Starting with the entry line that contains "matched-point bbox=[274, 469, 285, 480]" and going on through the line that contains "x-stroke bbox=[144, 409, 156, 422]", swap "measurement-point" for "sample-point" and change nothing else. Return only those lines.
:: Dataset excerpts
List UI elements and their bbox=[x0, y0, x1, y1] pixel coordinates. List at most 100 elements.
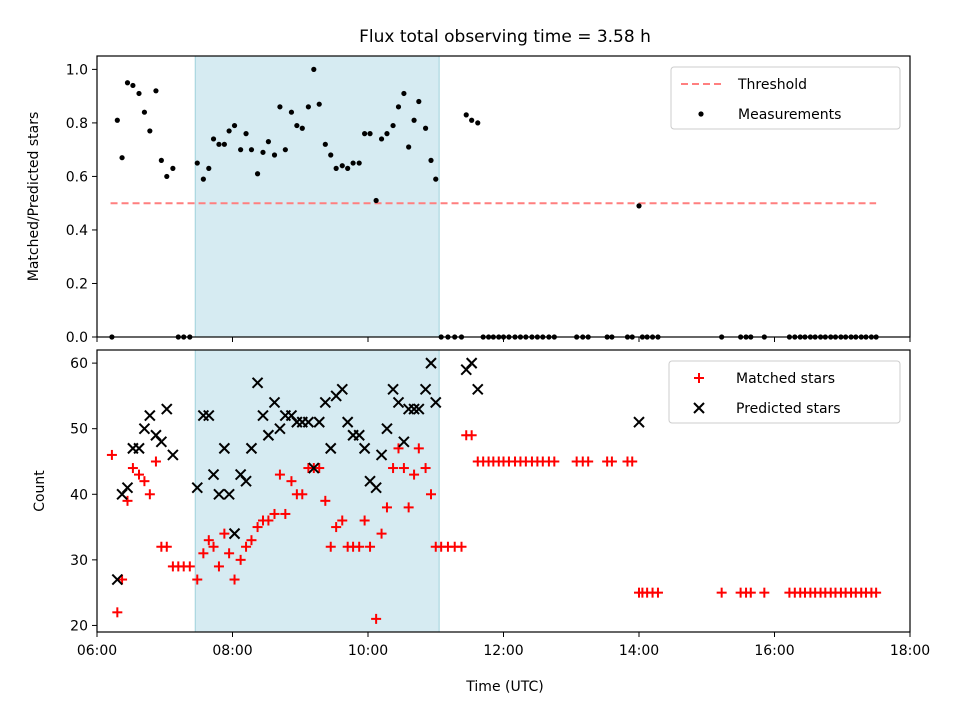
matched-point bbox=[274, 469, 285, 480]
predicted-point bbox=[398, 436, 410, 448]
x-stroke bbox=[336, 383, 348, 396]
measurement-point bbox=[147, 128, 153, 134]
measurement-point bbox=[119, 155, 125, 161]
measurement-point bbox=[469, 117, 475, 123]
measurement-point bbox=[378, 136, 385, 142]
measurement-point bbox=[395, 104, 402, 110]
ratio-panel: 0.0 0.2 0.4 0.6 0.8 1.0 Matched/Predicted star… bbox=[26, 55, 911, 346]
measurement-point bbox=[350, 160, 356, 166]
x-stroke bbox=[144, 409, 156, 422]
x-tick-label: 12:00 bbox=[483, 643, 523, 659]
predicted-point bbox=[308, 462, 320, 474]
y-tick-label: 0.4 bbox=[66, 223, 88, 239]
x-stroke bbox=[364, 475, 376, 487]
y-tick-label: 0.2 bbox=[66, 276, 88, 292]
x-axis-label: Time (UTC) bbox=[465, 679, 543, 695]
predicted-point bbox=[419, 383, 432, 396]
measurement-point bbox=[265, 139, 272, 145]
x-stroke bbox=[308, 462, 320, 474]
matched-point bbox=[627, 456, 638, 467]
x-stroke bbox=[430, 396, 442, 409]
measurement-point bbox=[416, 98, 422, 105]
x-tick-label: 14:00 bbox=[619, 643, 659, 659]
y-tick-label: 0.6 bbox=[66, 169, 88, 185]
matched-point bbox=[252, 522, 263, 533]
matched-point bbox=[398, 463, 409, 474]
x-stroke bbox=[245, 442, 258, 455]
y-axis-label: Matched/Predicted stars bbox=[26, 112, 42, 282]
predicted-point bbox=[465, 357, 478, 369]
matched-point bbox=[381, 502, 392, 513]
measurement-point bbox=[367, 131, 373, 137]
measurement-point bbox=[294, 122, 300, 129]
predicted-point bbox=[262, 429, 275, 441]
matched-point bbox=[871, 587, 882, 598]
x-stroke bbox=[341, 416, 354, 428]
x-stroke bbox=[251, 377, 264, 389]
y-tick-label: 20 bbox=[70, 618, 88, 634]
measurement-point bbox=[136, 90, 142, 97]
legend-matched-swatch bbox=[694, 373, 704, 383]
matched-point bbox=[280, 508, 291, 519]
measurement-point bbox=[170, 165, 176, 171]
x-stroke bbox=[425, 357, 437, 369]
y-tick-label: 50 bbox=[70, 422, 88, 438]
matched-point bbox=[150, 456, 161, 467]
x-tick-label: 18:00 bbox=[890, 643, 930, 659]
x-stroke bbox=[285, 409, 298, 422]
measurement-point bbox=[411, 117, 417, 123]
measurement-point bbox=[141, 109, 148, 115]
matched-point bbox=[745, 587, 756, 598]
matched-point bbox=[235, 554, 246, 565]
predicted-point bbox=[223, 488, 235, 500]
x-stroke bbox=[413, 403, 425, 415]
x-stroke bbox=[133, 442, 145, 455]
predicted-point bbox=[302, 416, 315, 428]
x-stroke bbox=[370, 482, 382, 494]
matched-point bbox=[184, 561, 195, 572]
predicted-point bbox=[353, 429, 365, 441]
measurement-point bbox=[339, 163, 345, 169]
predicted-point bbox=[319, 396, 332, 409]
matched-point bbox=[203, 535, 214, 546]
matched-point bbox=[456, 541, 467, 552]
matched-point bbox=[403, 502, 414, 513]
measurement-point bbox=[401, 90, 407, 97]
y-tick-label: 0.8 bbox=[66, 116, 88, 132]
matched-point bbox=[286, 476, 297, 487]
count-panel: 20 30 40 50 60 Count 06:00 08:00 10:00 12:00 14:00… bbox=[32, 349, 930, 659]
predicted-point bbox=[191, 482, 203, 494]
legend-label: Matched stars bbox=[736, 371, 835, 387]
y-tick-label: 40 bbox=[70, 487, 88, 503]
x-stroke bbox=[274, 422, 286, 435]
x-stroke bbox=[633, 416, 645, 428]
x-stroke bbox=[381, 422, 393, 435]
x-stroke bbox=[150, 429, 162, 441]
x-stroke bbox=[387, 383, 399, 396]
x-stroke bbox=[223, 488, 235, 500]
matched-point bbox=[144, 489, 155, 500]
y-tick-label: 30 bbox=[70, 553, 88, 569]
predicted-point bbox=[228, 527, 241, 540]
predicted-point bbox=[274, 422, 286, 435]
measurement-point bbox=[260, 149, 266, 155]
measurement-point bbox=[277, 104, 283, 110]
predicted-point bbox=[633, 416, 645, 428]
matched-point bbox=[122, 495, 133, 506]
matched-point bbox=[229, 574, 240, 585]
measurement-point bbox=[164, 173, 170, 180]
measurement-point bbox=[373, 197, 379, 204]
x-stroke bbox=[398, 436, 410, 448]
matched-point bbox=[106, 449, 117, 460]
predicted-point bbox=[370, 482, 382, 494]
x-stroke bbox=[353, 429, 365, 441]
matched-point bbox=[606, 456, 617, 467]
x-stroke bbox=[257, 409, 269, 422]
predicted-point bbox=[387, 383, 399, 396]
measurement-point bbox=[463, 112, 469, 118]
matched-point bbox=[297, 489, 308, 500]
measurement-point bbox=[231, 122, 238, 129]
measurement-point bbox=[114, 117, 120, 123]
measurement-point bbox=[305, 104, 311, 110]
::::
:: Dataset excerpts
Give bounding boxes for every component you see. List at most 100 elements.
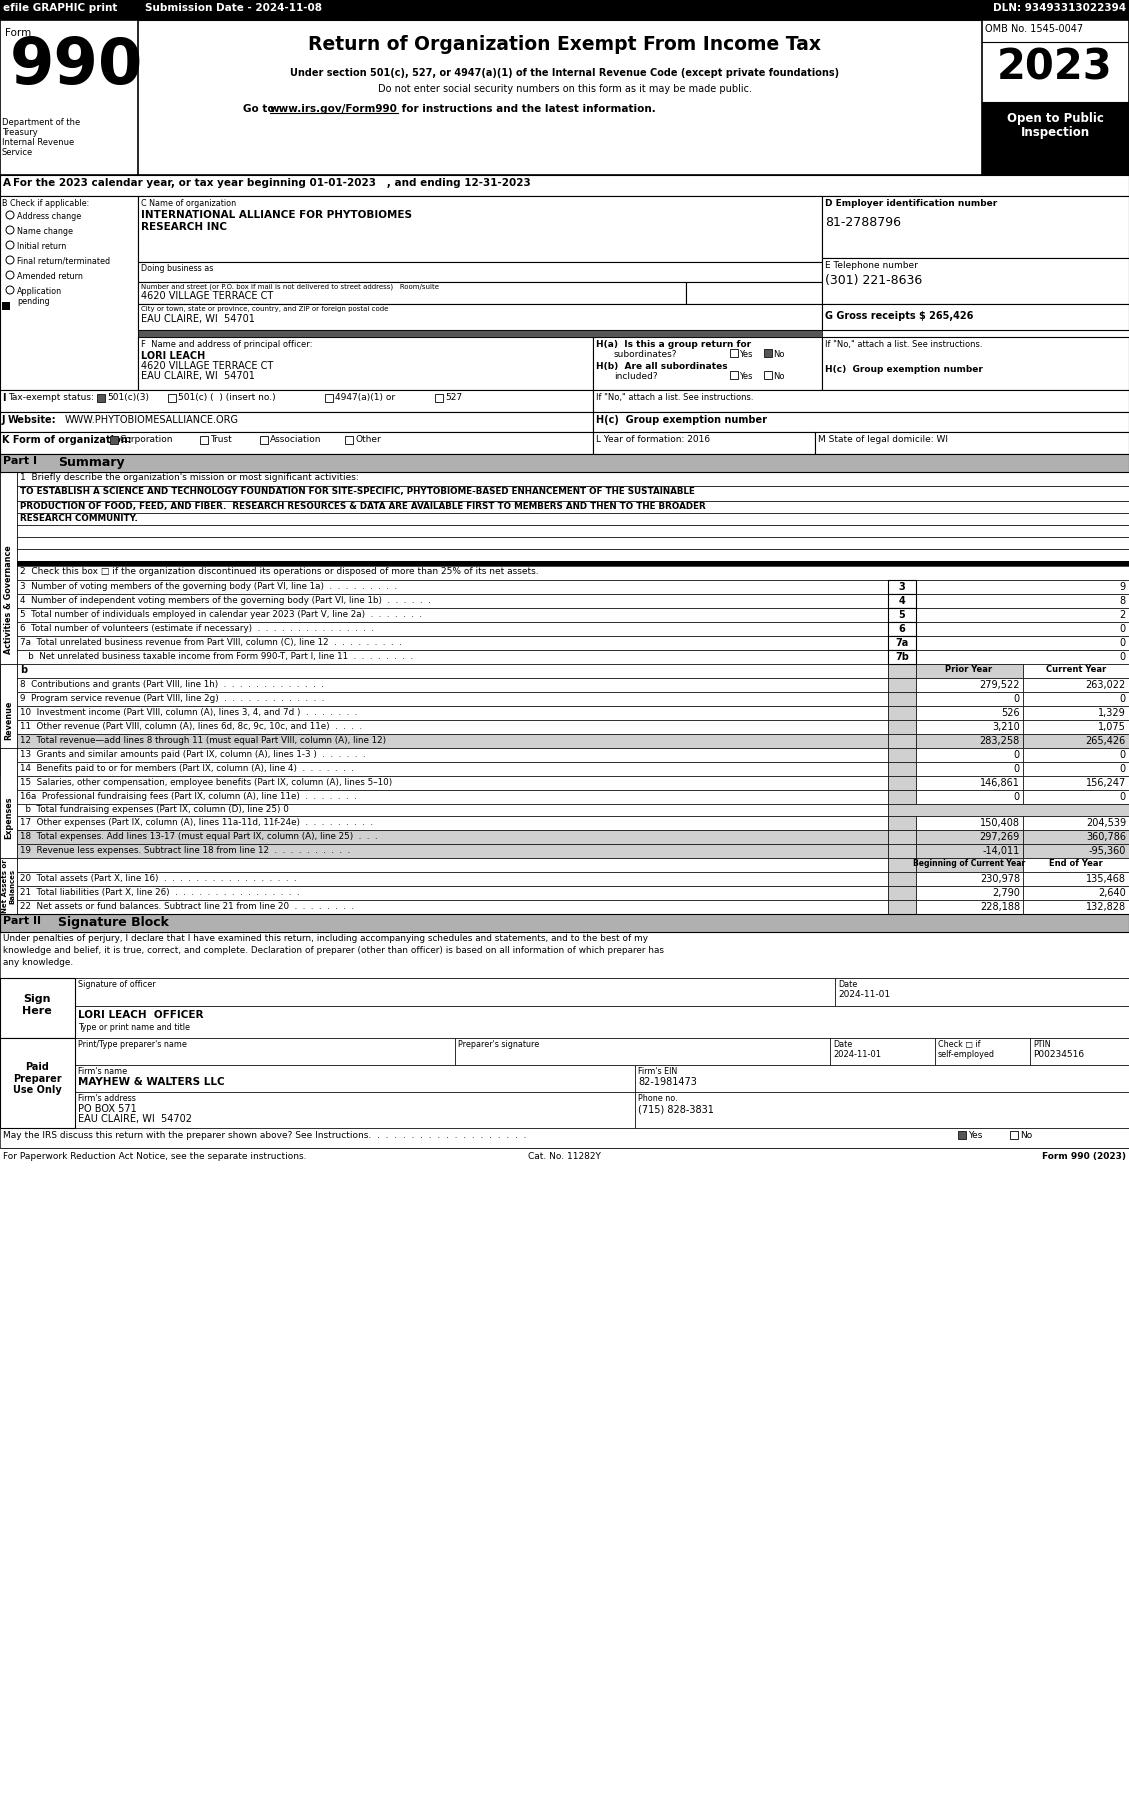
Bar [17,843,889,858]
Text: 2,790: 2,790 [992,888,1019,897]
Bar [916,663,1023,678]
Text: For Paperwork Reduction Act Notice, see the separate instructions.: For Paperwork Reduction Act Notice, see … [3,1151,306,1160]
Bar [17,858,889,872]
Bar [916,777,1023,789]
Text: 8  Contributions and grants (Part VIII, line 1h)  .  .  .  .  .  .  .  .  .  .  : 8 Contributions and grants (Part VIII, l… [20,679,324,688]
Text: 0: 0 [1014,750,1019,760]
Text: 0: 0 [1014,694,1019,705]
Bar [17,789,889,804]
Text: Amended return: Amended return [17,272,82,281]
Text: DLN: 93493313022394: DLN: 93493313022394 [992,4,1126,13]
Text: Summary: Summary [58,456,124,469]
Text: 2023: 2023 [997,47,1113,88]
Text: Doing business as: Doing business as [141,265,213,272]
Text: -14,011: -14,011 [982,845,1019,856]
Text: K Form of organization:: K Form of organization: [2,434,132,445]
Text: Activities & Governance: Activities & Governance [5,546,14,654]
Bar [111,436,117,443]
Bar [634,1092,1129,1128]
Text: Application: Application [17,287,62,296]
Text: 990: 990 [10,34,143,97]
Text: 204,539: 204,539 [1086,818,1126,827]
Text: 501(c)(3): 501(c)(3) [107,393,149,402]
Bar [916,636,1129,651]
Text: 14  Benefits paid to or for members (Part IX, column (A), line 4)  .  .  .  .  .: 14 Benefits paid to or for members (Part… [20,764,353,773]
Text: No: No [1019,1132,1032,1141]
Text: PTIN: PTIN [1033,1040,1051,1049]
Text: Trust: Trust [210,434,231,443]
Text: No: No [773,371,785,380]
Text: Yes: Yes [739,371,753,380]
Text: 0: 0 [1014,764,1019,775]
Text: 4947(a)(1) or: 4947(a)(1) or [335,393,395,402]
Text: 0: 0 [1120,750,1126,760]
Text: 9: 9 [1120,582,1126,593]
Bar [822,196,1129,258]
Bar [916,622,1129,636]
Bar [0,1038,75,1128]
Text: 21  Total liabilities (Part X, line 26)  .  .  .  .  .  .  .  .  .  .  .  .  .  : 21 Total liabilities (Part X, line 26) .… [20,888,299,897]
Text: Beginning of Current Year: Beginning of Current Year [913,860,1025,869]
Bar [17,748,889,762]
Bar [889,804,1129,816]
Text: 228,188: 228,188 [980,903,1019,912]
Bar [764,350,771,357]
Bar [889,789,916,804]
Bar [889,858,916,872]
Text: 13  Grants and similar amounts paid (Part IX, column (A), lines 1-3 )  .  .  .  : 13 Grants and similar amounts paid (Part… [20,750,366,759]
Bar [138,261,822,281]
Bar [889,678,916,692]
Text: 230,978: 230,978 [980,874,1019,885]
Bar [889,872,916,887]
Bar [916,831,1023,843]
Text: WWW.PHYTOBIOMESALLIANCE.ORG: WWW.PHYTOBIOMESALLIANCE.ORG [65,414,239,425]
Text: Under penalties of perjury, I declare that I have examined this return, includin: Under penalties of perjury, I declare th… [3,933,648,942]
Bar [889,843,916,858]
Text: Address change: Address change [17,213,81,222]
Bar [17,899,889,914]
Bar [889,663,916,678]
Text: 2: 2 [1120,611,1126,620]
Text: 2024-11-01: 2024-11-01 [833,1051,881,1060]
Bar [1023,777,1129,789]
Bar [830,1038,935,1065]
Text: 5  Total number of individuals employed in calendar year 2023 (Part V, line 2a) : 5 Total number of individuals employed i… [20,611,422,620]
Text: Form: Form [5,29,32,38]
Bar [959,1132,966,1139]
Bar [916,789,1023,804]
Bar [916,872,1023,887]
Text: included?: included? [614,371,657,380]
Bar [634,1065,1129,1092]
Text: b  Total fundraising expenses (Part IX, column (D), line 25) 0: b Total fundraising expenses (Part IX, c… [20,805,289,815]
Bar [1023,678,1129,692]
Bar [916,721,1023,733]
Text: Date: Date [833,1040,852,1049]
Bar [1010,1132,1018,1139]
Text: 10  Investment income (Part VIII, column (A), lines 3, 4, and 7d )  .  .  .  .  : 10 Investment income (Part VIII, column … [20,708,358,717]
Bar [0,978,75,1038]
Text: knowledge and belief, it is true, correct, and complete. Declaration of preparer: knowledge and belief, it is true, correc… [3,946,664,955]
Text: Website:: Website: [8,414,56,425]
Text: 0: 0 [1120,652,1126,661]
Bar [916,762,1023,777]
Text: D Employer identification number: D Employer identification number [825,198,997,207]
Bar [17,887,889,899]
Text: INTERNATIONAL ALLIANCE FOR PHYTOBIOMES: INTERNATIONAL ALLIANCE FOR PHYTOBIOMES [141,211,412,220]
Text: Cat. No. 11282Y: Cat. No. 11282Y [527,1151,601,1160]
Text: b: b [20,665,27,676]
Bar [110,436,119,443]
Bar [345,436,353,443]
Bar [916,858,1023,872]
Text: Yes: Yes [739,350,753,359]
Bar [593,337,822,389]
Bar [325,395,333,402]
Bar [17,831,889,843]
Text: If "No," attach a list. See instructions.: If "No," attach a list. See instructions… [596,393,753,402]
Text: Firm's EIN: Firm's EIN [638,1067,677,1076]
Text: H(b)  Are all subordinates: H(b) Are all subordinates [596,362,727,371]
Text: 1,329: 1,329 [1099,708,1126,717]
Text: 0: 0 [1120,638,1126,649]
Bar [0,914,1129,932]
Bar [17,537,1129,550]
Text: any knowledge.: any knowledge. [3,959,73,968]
::::
> _Correct response_
matched-point bbox=[274, 469, 285, 480]
predicted-point bbox=[398, 436, 410, 448]
x-stroke bbox=[336, 383, 348, 396]
sample-point bbox=[147, 128, 153, 134]
sample-point bbox=[119, 155, 125, 161]
sample-point bbox=[469, 117, 475, 123]
sample-point bbox=[378, 136, 385, 142]
sample-point bbox=[395, 104, 402, 110]
ratio-panel: 0.0 0.2 0.4 0.6 0.8 1.0 Matched/Predicted star… bbox=[26, 55, 911, 346]
sample-point bbox=[350, 160, 356, 166]
x-stroke bbox=[144, 409, 156, 422]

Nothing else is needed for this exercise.